(Data provided):

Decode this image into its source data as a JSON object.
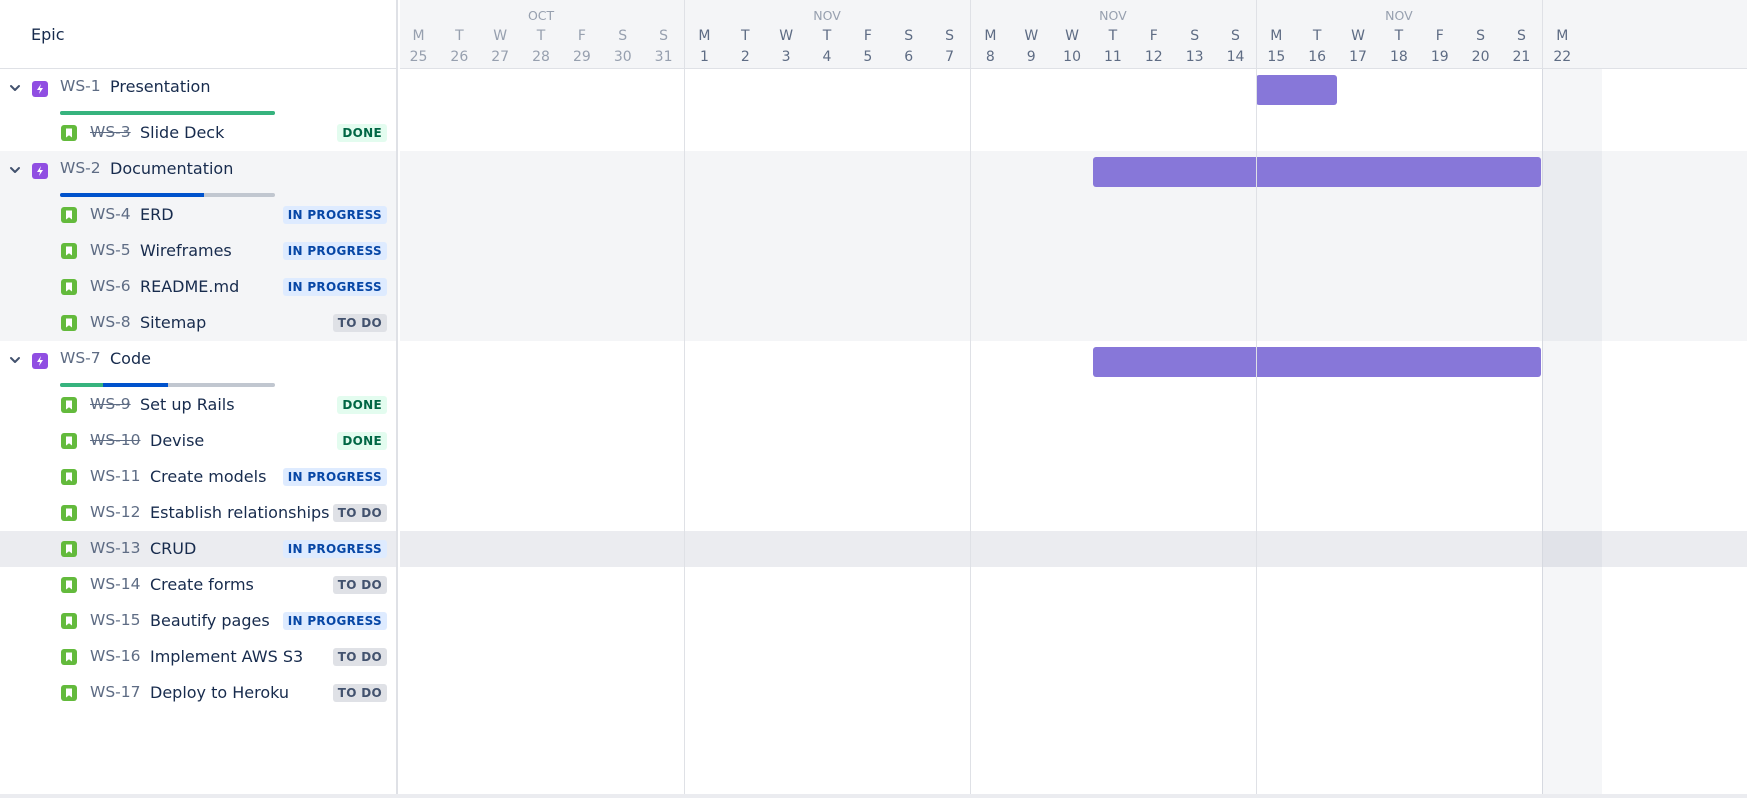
{
  "header": {
    "epic_label": "Epic"
  },
  "timeline": {
    "months": [
      "OCT",
      "NOV",
      "NOV",
      "NOV"
    ],
    "days": [
      {
        "dow": "M",
        "dom": "25",
        "past": true
      },
      {
        "dow": "T",
        "dom": "26",
        "past": true
      },
      {
        "dow": "W",
        "dom": "27",
        "past": true
      },
      {
        "dow": "T",
        "dom": "28",
        "past": true
      },
      {
        "dow": "F",
        "dom": "29",
        "past": true
      },
      {
        "dow": "S",
        "dom": "30",
        "past": true
      },
      {
        "dow": "S",
        "dom": "31",
        "past": true
      },
      {
        "dow": "M",
        "dom": "1"
      },
      {
        "dow": "T",
        "dom": "2"
      },
      {
        "dow": "W",
        "dom": "3"
      },
      {
        "dow": "T",
        "dom": "4"
      },
      {
        "dow": "F",
        "dom": "5"
      },
      {
        "dow": "S",
        "dom": "6"
      },
      {
        "dow": "S",
        "dom": "7"
      },
      {
        "dow": "M",
        "dom": "8"
      },
      {
        "dow": "W",
        "dom": "9"
      },
      {
        "dow": "W",
        "dom": "10"
      },
      {
        "dow": "T",
        "dom": "11"
      },
      {
        "dow": "F",
        "dom": "12"
      },
      {
        "dow": "S",
        "dom": "13"
      },
      {
        "dow": "S",
        "dom": "14"
      },
      {
        "dow": "M",
        "dom": "15"
      },
      {
        "dow": "T",
        "dom": "16"
      },
      {
        "dow": "W",
        "dom": "17"
      },
      {
        "dow": "T",
        "dom": "18"
      },
      {
        "dow": "F",
        "dom": "19"
      },
      {
        "dow": "S",
        "dom": "20"
      },
      {
        "dow": "S",
        "dom": "21"
      },
      {
        "dow": "M",
        "dom": "22"
      }
    ]
  },
  "epics": [
    {
      "key": "WS-1",
      "summary": "Presentation",
      "progress": {
        "done": 1.0,
        "inprogress": 0.0
      },
      "bar": {
        "start": "Nov 15",
        "end": "Nov 16"
      },
      "issues": [
        {
          "key": "WS-3",
          "summary": "Slide Deck",
          "status": "DONE",
          "status_kind": "done"
        }
      ]
    },
    {
      "key": "WS-2",
      "summary": "Documentation",
      "progress": {
        "done": 0.0,
        "inprogress": 0.67
      },
      "bar": {
        "start": "Nov 11",
        "end": "Nov 21"
      },
      "issues": [
        {
          "key": "WS-4",
          "summary": "ERD",
          "status": "IN PROGRESS",
          "status_kind": "inprogress"
        },
        {
          "key": "WS-5",
          "summary": "Wireframes",
          "status": "IN PROGRESS",
          "status_kind": "inprogress"
        },
        {
          "key": "WS-6",
          "summary": "README.md",
          "status": "IN PROGRESS",
          "status_kind": "inprogress"
        },
        {
          "key": "WS-8",
          "summary": "Sitemap",
          "status": "TO DO",
          "status_kind": "todo"
        }
      ]
    },
    {
      "key": "WS-7",
      "summary": "Code",
      "progress": {
        "done": 0.2,
        "inprogress": 0.3
      },
      "bar": {
        "start": "Nov 11",
        "end": "Nov 21"
      },
      "issues": [
        {
          "key": "WS-9",
          "summary": "Set up Rails",
          "status": "DONE",
          "status_kind": "done"
        },
        {
          "key": "WS-10",
          "summary": "Devise",
          "status": "DONE",
          "status_kind": "done"
        },
        {
          "key": "WS-11",
          "summary": "Create models",
          "status": "IN PROGRESS",
          "status_kind": "inprogress"
        },
        {
          "key": "WS-12",
          "summary": "Establish relationships",
          "status": "TO DO",
          "status_kind": "todo"
        },
        {
          "key": "WS-13",
          "summary": "CRUD",
          "status": "IN PROGRESS",
          "status_kind": "inprogress",
          "highlighted": true
        },
        {
          "key": "WS-14",
          "summary": "Create forms",
          "status": "TO DO",
          "status_kind": "todo"
        },
        {
          "key": "WS-15",
          "summary": "Beautify pages",
          "status": "IN PROGRESS",
          "status_kind": "inprogress"
        },
        {
          "key": "WS-16",
          "summary": "Implement AWS S3",
          "status": "TO DO",
          "status_kind": "todo"
        },
        {
          "key": "WS-17",
          "summary": "Deploy to Heroku",
          "status": "TO DO",
          "status_kind": "todo"
        }
      ]
    }
  ],
  "colors": {
    "epic_icon": "#904ee2",
    "story_icon": "#63ba3c",
    "bar": "#8777d9",
    "progress_done": "#36b37e",
    "progress_inprogress": "#0052cc",
    "progress_todo": "#c1c7d0"
  }
}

(Exercise brief): Write out the entries above verbatim; the pictures do not belong in your copy.

(Answer):
Decode this image into its source data as a JSON object.
{
  "header": {
    "epic_label": "Epic"
  },
  "timeline": {
    "months": [
      "OCT",
      "NOV",
      "NOV",
      "NOV"
    ],
    "days": [
      {
        "dow": "M",
        "dom": "25",
        "past": true
      },
      {
        "dow": "T",
        "dom": "26",
        "past": true
      },
      {
        "dow": "W",
        "dom": "27",
        "past": true
      },
      {
        "dow": "T",
        "dom": "28",
        "past": true
      },
      {
        "dow": "F",
        "dom": "29",
        "past": true
      },
      {
        "dow": "S",
        "dom": "30",
        "past": true
      },
      {
        "dow": "S",
        "dom": "31",
        "past": true
      },
      {
        "dow": "M",
        "dom": "1"
      },
      {
        "dow": "T",
        "dom": "2"
      },
      {
        "dow": "W",
        "dom": "3"
      },
      {
        "dow": "T",
        "dom": "4"
      },
      {
        "dow": "F",
        "dom": "5"
      },
      {
        "dow": "S",
        "dom": "6"
      },
      {
        "dow": "S",
        "dom": "7"
      },
      {
        "dow": "M",
        "dom": "8"
      },
      {
        "dow": "W",
        "dom": "9"
      },
      {
        "dow": "W",
        "dom": "10"
      },
      {
        "dow": "T",
        "dom": "11"
      },
      {
        "dow": "F",
        "dom": "12"
      },
      {
        "dow": "S",
        "dom": "13"
      },
      {
        "dow": "S",
        "dom": "14"
      },
      {
        "dow": "M",
        "dom": "15"
      },
      {
        "dow": "T",
        "dom": "16"
      },
      {
        "dow": "W",
        "dom": "17"
      },
      {
        "dow": "T",
        "dom": "18"
      },
      {
        "dow": "F",
        "dom": "19"
      },
      {
        "dow": "S",
        "dom": "20"
      },
      {
        "dow": "S",
        "dom": "21"
      },
      {
        "dow": "M",
        "dom": "22"
      }
    ]
  },
  "epics": [
    {
      "key": "WS-1",
      "summary": "Presentation",
      "progress": {
        "done": 1.0,
        "inprogress": 0.0
      },
      "bar": {
        "start": "Nov 15",
        "end": "Nov 16"
      },
      "issues": [
        {
          "key": "WS-3",
          "summary": "Slide Deck",
          "status": "DONE",
          "status_kind": "done"
        }
      ]
    },
    {
      "key": "WS-2",
      "summary": "Documentation",
      "progress": {
        "done": 0.0,
        "inprogress": 0.67
      },
      "bar": {
        "start": "Nov 11",
        "end": "Nov 21"
      },
      "issues": [
        {
          "key": "WS-4",
          "summary": "ERD",
          "status": "IN PROGRESS",
          "status_kind": "inprogress"
        },
        {
          "key": "WS-5",
          "summary": "Wireframes",
          "status": "IN PROGRESS",
          "status_kind": "inprogress"
        },
        {
          "key": "WS-6",
          "summary": "README.md",
          "status": "IN PROGRESS",
          "status_kind": "inprogress"
        },
        {
          "key": "WS-8",
          "summary": "Sitemap",
          "status": "TO DO",
          "status_kind": "todo"
        }
      ]
    },
    {
      "key": "WS-7",
      "summary": "Code",
      "progress": {
        "done": 0.2,
        "inprogress": 0.3
      },
      "bar": {
        "start": "Nov 11",
        "end": "Nov 21"
      },
      "issues": [
        {
          "key": "WS-9",
          "summary": "Set up Rails",
          "status": "DONE",
          "status_kind": "done"
        },
        {
          "key": "WS-10",
          "summary": "Devise",
          "status": "DONE",
          "status_kind": "done"
        },
        {
          "key": "WS-11",
          "summary": "Create models",
          "status": "IN PROGRESS",
          "status_kind": "inprogress"
        },
        {
          "key": "WS-12",
          "summary": "Establish relationships",
          "status": "TO DO",
          "status_kind": "todo"
        },
        {
          "key": "WS-13",
          "summary": "CRUD",
          "status": "IN PROGRESS",
          "status_kind": "inprogress",
          "highlighted": true
        },
        {
          "key": "WS-14",
          "summary": "Create forms",
          "status": "TO DO",
          "status_kind": "todo"
        },
        {
          "key": "WS-15",
          "summary": "Beautify pages",
          "status": "IN PROGRESS",
          "status_kind": "inprogress"
        },
        {
          "key": "WS-16",
          "summary": "Implement AWS S3",
          "status": "TO DO",
          "status_kind": "todo"
        },
        {
          "key": "WS-17",
          "summary": "Deploy to Heroku",
          "status": "TO DO",
          "status_kind": "todo"
        }
      ]
    }
  ],
  "colors": {
    "epic_icon": "#904ee2",
    "story_icon": "#63ba3c",
    "bar": "#8777d9",
    "progress_done": "#36b37e",
    "progress_inprogress": "#0052cc",
    "progress_todo": "#c1c7d0"
  }
}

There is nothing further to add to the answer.